(Items from a dataset)
___

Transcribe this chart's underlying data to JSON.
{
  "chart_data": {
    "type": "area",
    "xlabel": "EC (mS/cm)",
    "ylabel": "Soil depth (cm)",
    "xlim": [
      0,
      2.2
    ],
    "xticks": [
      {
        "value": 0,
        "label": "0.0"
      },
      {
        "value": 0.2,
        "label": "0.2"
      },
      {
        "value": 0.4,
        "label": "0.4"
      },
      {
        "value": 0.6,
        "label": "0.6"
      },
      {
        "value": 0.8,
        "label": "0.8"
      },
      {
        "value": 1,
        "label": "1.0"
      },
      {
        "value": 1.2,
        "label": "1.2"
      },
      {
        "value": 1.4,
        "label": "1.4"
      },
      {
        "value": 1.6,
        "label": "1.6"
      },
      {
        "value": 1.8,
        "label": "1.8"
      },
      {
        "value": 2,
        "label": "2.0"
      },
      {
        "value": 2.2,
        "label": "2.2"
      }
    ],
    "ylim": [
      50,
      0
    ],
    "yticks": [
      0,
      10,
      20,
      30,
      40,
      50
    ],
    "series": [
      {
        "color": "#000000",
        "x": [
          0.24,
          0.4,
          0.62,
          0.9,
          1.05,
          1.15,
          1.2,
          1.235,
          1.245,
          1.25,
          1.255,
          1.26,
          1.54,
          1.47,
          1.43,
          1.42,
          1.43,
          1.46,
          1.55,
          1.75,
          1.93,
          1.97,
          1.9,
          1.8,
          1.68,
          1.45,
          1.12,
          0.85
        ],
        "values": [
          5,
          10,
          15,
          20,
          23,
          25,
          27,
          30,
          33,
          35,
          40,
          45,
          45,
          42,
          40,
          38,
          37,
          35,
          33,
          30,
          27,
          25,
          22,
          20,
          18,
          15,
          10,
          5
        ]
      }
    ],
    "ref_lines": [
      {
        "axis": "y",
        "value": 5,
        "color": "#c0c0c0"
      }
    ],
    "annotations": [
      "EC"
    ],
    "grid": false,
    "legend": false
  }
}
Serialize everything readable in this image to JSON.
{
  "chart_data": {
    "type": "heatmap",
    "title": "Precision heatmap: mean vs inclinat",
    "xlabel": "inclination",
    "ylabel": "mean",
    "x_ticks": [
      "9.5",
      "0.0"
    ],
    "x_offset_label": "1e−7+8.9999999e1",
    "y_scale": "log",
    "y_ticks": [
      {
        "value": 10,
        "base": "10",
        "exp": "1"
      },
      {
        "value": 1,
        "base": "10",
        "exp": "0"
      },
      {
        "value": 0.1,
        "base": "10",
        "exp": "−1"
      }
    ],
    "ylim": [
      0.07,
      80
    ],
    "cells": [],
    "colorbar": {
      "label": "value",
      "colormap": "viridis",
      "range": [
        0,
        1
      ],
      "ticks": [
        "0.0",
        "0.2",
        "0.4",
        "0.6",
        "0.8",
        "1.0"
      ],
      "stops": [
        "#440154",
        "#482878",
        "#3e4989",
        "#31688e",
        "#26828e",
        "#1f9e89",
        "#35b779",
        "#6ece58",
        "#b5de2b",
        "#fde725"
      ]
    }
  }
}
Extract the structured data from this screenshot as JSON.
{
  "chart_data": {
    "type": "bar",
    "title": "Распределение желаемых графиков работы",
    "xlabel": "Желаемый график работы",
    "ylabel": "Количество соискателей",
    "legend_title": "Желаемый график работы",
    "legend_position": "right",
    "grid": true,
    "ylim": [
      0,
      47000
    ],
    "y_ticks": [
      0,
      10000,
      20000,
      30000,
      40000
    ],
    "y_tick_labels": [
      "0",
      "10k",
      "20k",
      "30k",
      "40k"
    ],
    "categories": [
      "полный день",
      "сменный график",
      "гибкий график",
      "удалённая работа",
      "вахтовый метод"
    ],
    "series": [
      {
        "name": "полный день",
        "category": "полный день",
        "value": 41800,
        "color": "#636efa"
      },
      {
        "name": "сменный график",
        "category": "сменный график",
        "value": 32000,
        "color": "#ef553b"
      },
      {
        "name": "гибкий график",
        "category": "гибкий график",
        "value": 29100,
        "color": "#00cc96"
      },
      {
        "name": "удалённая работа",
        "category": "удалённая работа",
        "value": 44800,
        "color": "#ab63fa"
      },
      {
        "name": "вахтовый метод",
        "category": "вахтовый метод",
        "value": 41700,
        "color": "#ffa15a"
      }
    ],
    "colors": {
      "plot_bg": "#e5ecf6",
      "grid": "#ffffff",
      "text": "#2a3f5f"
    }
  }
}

___

*PROBLEM:* Exactly reproduce every line found in the records.

*TASK ANSWER:*
Transcribe this chart's underlying data to JSON.
{
  "chart_data": {
    "type": "area",
    "xlabel": "EC (mS/cm)",
    "ylabel": "Soil depth (cm)",
    "xlim": [
      0,
      2.2
    ],
    "xticks": [
      {
        "value": 0,
        "label": "0.0"
      },
      {
        "value": 0.2,
        "label": "0.2"
      },
      {
        "value": 0.4,
        "label": "0.4"
      },
      {
        "value": 0.6,
        "label": "0.6"
      },
      {
        "value": 0.8,
        "label": "0.8"
      },
      {
        "value": 1,
        "label": "1.0"
      },
      {
        "value": 1.2,
        "label": "1.2"
      },
      {
        "value": 1.4,
        "label": "1.4"
      },
      {
        "value": 1.6,
        "label": "1.6"
      },
      {
        "value": 1.8,
        "label": "1.8"
      },
      {
        "value": 2,
        "label": "2.0"
      },
      {
        "value": 2.2,
        "label": "2.2"
      }
    ],
    "ylim": [
      50,
      0
    ],
    "yticks": [
      0,
      10,
      20,
      30,
      40,
      50
    ],
    "series": [
      {
        "color": "#000000",
        "x": [
          0.24,
          0.4,
          0.62,
          0.9,
          1.05,
          1.15,
          1.2,
          1.235,
          1.245,
          1.25,
          1.255,
          1.26,
          1.54,
          1.47,
          1.43,
          1.42,
          1.43,
          1.46,
          1.55,
          1.75,
          1.93,
          1.97,
          1.9,
          1.8,
          1.68,
          1.45,
          1.12,
          0.85
        ],
        "values": [
          5,
          10,
          15,
          20,
          23,
          25,
          27,
          30,
          33,
          35,
          40,
          45,
          45,
          42,
          40,
          38,
          37,
          35,
          33,
          30,
          27,
          25,
          22,
          20,
          18,
          15,
          10,
          5
        ]
      }
    ],
    "ref_lines": [
      {
        "axis": "y",
        "value": 5,
        "color": "#c0c0c0"
      }
    ],
    "annotations": [
      "EC"
    ],
    "grid": false,
    "legend": false
  }
}
Serialize everything readable in this image to JSON.
{
  "chart_data": {
    "type": "heatmap",
    "title": "Precision heatmap: mean vs inclinat",
    "xlabel": "inclination",
    "ylabel": "mean",
    "x_ticks": [
      "9.5",
      "0.0"
    ],
    "x_offset_label": "1e−7+8.9999999e1",
    "y_scale": "log",
    "y_ticks": [
      {
        "value": 10,
        "base": "10",
        "exp": "1"
      },
      {
        "value": 1,
        "base": "10",
        "exp": "0"
      },
      {
        "value": 0.1,
        "base": "10",
        "exp": "−1"
      }
    ],
    "ylim": [
      0.07,
      80
    ],
    "cells": [],
    "colorbar": {
      "label": "value",
      "colormap": "viridis",
      "range": [
        0,
        1
      ],
      "ticks": [
        "0.0",
        "0.2",
        "0.4",
        "0.6",
        "0.8",
        "1.0"
      ],
      "stops": [
        "#440154",
        "#482878",
        "#3e4989",
        "#31688e",
        "#26828e",
        "#1f9e89",
        "#35b779",
        "#6ece58",
        "#b5de2b",
        "#fde725"
      ]
    }
  }
}
Extract the structured data from this screenshot as JSON.
{
  "chart_data": {
    "type": "bar",
    "title": "Распределение желаемых графиков работы",
    "xlabel": "Желаемый график работы",
    "ylabel": "Количество соискателей",
    "legend_title": "Желаемый график работы",
    "legend_position": "right",
    "grid": true,
    "ylim": [
      0,
      47000
    ],
    "y_ticks": [
      0,
      10000,
      20000,
      30000,
      40000
    ],
    "y_tick_labels": [
      "0",
      "10k",
      "20k",
      "30k",
      "40k"
    ],
    "categories": [
      "полный день",
      "сменный график",
      "гибкий график",
      "удалённая работа",
      "вахтовый метод"
    ],
    "series": [
      {
        "name": "полный день",
        "category": "полный день",
        "value": 41800,
        "color": "#636efa"
      },
      {
        "name": "сменный график",
        "category": "сменный график",
        "value": 32000,
        "color": "#ef553b"
      },
      {
        "name": "гибкий график",
        "category": "гибкий график",
        "value": 29100,
        "color": "#00cc96"
      },
      {
        "name": "удалённая работа",
        "category": "удалённая работа",
        "value": 44800,
        "color": "#ab63fa"
      },
      {
        "name": "вахтовый метод",
        "category": "вахтовый метод",
        "value": 41700,
        "color": "#ffa15a"
      }
    ],
    "colors": {
      "plot_bg": "#e5ecf6",
      "grid": "#ffffff",
      "text": "#2a3f5f"
    }
  }
}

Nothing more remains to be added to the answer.